** start of Data listing **
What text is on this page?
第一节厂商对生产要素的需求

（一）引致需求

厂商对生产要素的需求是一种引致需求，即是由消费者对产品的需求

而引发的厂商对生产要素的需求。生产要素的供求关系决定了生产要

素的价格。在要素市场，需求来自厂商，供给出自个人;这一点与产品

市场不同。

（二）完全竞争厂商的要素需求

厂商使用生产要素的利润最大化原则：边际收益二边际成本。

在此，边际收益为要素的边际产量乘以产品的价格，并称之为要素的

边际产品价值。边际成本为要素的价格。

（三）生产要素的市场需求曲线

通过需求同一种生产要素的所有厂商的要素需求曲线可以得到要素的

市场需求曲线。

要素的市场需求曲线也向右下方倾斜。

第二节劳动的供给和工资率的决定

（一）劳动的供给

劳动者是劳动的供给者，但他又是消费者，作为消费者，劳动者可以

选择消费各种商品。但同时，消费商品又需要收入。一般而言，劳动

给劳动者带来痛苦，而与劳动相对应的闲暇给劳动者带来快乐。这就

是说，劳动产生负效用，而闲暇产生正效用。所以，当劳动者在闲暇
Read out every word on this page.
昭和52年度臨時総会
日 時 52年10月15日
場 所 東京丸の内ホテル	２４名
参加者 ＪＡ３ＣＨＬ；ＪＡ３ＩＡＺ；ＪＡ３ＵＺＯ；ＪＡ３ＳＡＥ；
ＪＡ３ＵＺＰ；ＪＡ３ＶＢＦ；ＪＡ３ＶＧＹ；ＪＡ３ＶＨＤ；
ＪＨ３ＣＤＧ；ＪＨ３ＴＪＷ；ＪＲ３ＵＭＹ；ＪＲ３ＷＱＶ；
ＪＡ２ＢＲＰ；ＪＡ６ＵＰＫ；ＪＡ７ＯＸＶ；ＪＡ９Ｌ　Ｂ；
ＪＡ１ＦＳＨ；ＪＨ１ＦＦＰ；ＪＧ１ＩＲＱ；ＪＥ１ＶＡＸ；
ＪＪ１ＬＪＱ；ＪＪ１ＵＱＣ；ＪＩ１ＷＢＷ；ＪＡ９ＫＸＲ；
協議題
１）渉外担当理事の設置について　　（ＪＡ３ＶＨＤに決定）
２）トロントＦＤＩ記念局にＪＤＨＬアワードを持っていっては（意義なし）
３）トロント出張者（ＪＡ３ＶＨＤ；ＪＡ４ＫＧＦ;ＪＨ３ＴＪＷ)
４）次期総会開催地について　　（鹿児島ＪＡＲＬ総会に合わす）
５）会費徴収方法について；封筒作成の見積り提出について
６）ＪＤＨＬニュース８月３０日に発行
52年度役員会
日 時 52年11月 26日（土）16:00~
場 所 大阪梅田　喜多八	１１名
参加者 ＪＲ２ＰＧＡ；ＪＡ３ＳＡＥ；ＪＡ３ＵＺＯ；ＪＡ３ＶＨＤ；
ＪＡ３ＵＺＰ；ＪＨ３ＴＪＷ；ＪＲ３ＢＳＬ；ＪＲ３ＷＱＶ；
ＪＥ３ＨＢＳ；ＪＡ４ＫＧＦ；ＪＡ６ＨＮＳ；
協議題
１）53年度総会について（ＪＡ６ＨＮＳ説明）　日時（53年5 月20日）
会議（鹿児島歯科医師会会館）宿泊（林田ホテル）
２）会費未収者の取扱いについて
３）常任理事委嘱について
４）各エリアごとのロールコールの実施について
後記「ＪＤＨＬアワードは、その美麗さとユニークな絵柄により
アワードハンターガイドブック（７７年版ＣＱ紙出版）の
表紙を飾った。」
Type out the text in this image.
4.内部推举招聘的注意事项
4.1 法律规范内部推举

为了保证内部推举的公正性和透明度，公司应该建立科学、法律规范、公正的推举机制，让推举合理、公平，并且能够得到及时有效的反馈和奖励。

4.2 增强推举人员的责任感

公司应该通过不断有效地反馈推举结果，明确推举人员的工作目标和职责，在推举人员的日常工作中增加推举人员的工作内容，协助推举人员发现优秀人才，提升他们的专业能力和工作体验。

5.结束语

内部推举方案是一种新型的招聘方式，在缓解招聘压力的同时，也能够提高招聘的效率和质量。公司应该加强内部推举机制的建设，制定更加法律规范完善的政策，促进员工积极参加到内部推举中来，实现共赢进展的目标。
** end of Data listing **
*Objective*: Nothing in the listing may be changed; retype it all exactly.

*Exercise solution*:
What text is on this page?
第一节厂商对生产要素的需求

（一）引致需求

厂商对生产要素的需求是一种引致需求，即是由消费者对产品的需求

而引发的厂商对生产要素的需求。生产要素的供求关系决定了生产要

素的价格。在要素市场，需求来自厂商，供给出自个人;这一点与产品

市场不同。

（二）完全竞争厂商的要素需求

厂商使用生产要素的利润最大化原则：边际收益二边际成本。

在此，边际收益为要素的边际产量乘以产品的价格，并称之为要素的

边际产品价值。边际成本为要素的价格。

（三）生产要素的市场需求曲线

通过需求同一种生产要素的所有厂商的要素需求曲线可以得到要素的

市场需求曲线。

要素的市场需求曲线也向右下方倾斜。

第二节劳动的供给和工资率的决定

（一）劳动的供给

劳动者是劳动的供给者，但他又是消费者，作为消费者，劳动者可以

选择消费各种商品。但同时，消费商品又需要收入。一般而言，劳动

给劳动者带来痛苦，而与劳动相对应的闲暇给劳动者带来快乐。这就

是说，劳动产生负效用，而闲暇产生正效用。所以，当劳动者在闲暇
Read out every word on this page.
昭和52年度臨時総会
日 時 52年10月15日
場 所 東京丸の内ホテル	２４名
参加者 ＪＡ３ＣＨＬ；ＪＡ３ＩＡＺ；ＪＡ３ＵＺＯ；ＪＡ３ＳＡＥ；
ＪＡ３ＵＺＰ；ＪＡ３ＶＢＦ；ＪＡ３ＶＧＹ；ＪＡ３ＶＨＤ；
ＪＨ３ＣＤＧ；ＪＨ３ＴＪＷ；ＪＲ３ＵＭＹ；ＪＲ３ＷＱＶ；
ＪＡ２ＢＲＰ；ＪＡ６ＵＰＫ；ＪＡ７ＯＸＶ；ＪＡ９Ｌ　Ｂ；
ＪＡ１ＦＳＨ；ＪＨ１ＦＦＰ；ＪＧ１ＩＲＱ；ＪＥ１ＶＡＸ；
ＪＪ１ＬＪＱ；ＪＪ１ＵＱＣ；ＪＩ１ＷＢＷ；ＪＡ９ＫＸＲ；
協議題
１）渉外担当理事の設置について　　（ＪＡ３ＶＨＤに決定）
２）トロントＦＤＩ記念局にＪＤＨＬアワードを持っていっては（意義なし）
３）トロント出張者（ＪＡ３ＶＨＤ；ＪＡ４ＫＧＦ;ＪＨ３ＴＪＷ)
４）次期総会開催地について　　（鹿児島ＪＡＲＬ総会に合わす）
５）会費徴収方法について；封筒作成の見積り提出について
６）ＪＤＨＬニュース８月３０日に発行
52年度役員会
日 時 52年11月 26日（土）16:00~
場 所 大阪梅田　喜多八	１１名
参加者 ＪＲ２ＰＧＡ；ＪＡ３ＳＡＥ；ＪＡ３ＵＺＯ；ＪＡ３ＶＨＤ；
ＪＡ３ＵＺＰ；ＪＨ３ＴＪＷ；ＪＲ３ＢＳＬ；ＪＲ３ＷＱＶ；
ＪＥ３ＨＢＳ；ＪＡ４ＫＧＦ；ＪＡ６ＨＮＳ；
協議題
１）53年度総会について（ＪＡ６ＨＮＳ説明）　日時（53年5 月20日）
会議（鹿児島歯科医師会会館）宿泊（林田ホテル）
２）会費未収者の取扱いについて
３）常任理事委嘱について
４）各エリアごとのロールコールの実施について
後記「ＪＤＨＬアワードは、その美麗さとユニークな絵柄により
アワードハンターガイドブック（７７年版ＣＱ紙出版）の
表紙を飾った。」
Type out the text in this image.
4.内部推举招聘的注意事项
4.1 法律规范内部推举

为了保证内部推举的公正性和透明度，公司应该建立科学、法律规范、公正的推举机制，让推举合理、公平，并且能够得到及时有效的反馈和奖励。

4.2 增强推举人员的责任感

公司应该通过不断有效地反馈推举结果，明确推举人员的工作目标和职责，在推举人员的日常工作中增加推举人员的工作内容，协助推举人员发现优秀人才，提升他们的专业能力和工作体验。

5.结束语

内部推举方案是一种新型的招聘方式，在缓解招聘压力的同时，也能够提高招聘的效率和质量。公司应该加强内部推举机制的建设，制定更加法律规范完善的政策，促进员工积极参加到内部推举中来，实现共赢进展的目标。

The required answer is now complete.